Selected excerpt:
<<<<

# just passed 30,000 pics



## phinds (Dec 30, 2012)

I've been a busy beaver for the last 15 months, which is how long it's been since the site went past 25,000 pics (20,000 had been 18 months before that).

Compared to 18 months ago, the site has about the same # of wood types shown (just under 500) but that includes my having dumped some obscure ones and split out some of the more common ones (such as oaks and pines) into multiple pages.

[for anyone who doesn't know what I'm talking about, see the first URL in my signature]

Paul


----------



## Dane Fuller (Dec 30, 2012)

Congratulations, Paul on what must be a true labor of love.


----------



## woodtickgreg (Dec 30, 2012)

Amazing Paul, everyone in the wood working community truly benafits from all your hard work. Great work that you do.


----------



## cabomhn (Dec 30, 2012)

That's awesome! When I first started getting into woodworking I accidentally stumbled upon your site and I was glad to use it as a resource. Even though most people who use your site don't ever get to tell you, we all appreciate it as a valuable resource!


----------



## Kevin (Dec 30, 2012)

Paul that's great. You definitely have one of the best and most informative wood sites on the net. You deserve some kind of award IMO. Great work and just keeps getting better.


----------



## NYWoodturner (Dec 30, 2012)

Incredible.  Just doing some quick math - thats 30,000 pics in 33 months, which is 909 pics a month or 30 pics a day. Seven days a week for 30 days a month. If you spend 16 minutes per pic editing and posting that is a full 8 hours per day. I agree with Kevin - that deserves some kind of reward 
Scott


----------



## phinds (Dec 30, 2012)

>>>>

Aim 1: Revise the stretch of the wood-site thread from "I've been a" through "Fuller (Dec 30, 2012)", changing "wood types" to "wood species".
Aim 2: Write what comes next in the forum thread about the wood photo site passing 30,000 pictures, picking up after its final line.

Supplied records:

<<<<

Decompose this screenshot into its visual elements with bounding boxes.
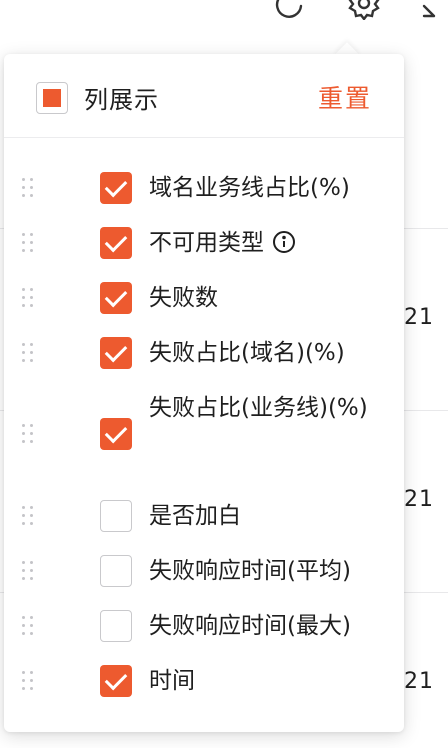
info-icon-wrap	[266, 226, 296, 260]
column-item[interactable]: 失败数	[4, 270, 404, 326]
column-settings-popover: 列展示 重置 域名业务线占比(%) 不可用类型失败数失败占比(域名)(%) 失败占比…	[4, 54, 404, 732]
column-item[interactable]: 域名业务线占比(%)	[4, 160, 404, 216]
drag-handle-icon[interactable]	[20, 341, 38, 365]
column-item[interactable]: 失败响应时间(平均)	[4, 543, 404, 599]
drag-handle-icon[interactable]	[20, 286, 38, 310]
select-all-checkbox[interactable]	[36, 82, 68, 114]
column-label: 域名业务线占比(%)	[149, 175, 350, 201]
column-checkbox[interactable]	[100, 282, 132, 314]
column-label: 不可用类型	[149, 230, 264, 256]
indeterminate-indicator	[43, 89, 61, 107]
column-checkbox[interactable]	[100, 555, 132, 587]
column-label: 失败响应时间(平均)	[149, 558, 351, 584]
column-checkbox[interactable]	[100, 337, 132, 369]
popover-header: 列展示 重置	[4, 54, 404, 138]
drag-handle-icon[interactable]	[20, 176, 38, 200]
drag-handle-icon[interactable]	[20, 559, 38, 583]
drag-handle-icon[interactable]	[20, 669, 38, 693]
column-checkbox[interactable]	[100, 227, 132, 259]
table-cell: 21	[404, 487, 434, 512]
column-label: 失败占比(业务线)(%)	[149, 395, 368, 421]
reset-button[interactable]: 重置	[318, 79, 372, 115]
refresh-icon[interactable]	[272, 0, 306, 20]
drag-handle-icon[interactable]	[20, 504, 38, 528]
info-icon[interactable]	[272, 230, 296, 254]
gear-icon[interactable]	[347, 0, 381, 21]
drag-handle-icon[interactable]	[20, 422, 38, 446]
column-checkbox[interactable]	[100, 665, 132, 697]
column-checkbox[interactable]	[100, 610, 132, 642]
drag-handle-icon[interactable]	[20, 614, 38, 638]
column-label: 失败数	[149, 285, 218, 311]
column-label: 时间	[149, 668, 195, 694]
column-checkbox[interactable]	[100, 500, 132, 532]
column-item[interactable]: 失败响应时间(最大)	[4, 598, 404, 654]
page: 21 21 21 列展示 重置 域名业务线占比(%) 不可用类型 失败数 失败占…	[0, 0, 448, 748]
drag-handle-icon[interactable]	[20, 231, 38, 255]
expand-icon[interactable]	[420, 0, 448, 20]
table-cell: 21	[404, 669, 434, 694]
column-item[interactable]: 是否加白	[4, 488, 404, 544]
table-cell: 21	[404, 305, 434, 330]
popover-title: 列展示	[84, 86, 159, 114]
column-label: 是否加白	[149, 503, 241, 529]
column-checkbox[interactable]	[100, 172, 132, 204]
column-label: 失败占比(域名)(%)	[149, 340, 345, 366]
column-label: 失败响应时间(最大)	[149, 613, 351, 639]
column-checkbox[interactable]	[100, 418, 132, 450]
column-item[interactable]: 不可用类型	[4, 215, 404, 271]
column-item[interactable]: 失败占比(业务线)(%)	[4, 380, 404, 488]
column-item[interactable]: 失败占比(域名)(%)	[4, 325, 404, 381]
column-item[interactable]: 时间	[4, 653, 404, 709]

>>>>
<<<<

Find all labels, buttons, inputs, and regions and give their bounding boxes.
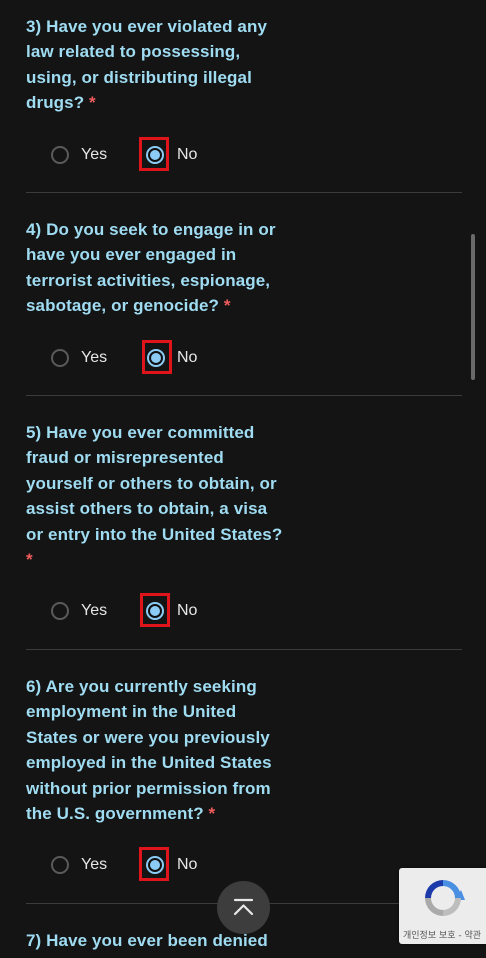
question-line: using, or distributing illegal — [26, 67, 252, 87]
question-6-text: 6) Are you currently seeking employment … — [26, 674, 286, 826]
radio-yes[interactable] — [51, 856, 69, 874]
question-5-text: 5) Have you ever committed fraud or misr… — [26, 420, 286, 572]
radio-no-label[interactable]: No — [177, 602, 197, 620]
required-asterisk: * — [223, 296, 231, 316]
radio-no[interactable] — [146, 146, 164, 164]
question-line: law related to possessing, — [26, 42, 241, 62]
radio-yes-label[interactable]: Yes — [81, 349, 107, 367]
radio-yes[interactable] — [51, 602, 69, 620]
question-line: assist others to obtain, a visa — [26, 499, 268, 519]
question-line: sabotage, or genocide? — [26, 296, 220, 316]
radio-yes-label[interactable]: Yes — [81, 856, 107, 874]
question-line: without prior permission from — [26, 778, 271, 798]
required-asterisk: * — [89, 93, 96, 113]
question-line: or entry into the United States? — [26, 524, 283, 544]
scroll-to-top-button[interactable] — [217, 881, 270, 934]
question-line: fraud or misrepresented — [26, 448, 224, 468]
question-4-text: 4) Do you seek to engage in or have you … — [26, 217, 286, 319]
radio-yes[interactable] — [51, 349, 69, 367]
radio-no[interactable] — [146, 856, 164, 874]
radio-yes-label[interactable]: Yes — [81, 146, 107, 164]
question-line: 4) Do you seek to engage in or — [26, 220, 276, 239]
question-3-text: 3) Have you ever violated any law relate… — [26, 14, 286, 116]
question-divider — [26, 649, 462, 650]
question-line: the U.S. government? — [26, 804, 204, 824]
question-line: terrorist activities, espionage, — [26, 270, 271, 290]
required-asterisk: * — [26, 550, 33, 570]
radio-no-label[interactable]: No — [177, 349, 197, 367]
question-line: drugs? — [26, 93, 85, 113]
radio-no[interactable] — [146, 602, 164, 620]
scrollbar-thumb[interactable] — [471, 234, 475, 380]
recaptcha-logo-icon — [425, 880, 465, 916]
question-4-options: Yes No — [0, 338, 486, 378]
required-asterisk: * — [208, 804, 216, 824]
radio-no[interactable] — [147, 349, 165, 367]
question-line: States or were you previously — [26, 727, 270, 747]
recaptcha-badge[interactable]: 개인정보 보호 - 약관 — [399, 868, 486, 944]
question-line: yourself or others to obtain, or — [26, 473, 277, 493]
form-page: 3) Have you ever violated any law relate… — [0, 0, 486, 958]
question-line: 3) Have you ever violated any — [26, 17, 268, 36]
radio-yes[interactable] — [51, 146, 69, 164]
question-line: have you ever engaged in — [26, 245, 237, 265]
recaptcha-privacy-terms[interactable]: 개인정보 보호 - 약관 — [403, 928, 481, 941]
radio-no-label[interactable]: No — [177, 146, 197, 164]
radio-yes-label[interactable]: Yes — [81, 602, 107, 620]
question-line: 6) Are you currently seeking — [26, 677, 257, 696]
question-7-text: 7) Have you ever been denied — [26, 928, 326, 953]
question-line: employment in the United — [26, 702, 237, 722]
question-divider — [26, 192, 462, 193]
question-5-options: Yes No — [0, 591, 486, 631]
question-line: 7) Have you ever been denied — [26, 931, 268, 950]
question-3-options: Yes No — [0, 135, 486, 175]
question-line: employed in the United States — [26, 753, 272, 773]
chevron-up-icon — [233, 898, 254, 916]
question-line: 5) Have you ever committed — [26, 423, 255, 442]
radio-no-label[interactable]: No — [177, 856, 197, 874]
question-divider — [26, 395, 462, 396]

>>>>

Reply 1:
I've been a busy beaver for the last 15 months, which is how long it's been since the site went past 25,000 pics (20,000 had been 18 months before that).

Compared to 18 months ago, the site has about the same # of wood species shown (just under 500) but that includes my having dumped some obscure ones and split out some of the more common ones (such as oaks and pines) into multiple pages.

[for anyone who doesn't know what I'm talking about, see the first URL in my signature]

Paul


----------



## Dane Fuller (Dec 30, 2012)

Reply 2:
NYWoodturner said:


> Incredible.  Just doing some quick math - thats 30,000 pics in 33 months, which is 909 pics a month or 30 pics a day. Seven days a week for 30 days a month. If you spend 16 minutes per pic editing and posting that is a full 8 hours per day. I agree with Kevin - that deserves some kind of reward
> Scott



Well, I'm pretty fast at it now (I've done it before ) and I have a HUGE amount of software that I've written to make it all relatively easy. Even so, it DOES take a bit of time.


----------



## DKMD (Dec 30, 2012)

Thanks for the effort, Paul! Your site is a phenomenal resource for folks trying to figure out an unknown specimen or improve their general knowledge.


----------



## daugher12 (Dec 30, 2012)

That's great, and an outstanding feat! I also stumbled on your site a couple of years ago and bookmarked it for reference. Heck, sometimes I just go to look at all the pretty wood! Not only that, I consider it quite an honor to have some of my wood included! Keep up the great work.


----------



## HomeBody (Dec 31, 2012)

Thanks for putting that site together. Also, thanks for the veneer a while back. Gary


----------



## healeydays (Dec 31, 2012)

Thanks for the effort Paul. 
I have been using your site as a reference even before I joined Woodbarter.
Definitely a wealth of knowledge that will be here on the web for a very long time.


----------



## BurlsorBust (Dec 31, 2012)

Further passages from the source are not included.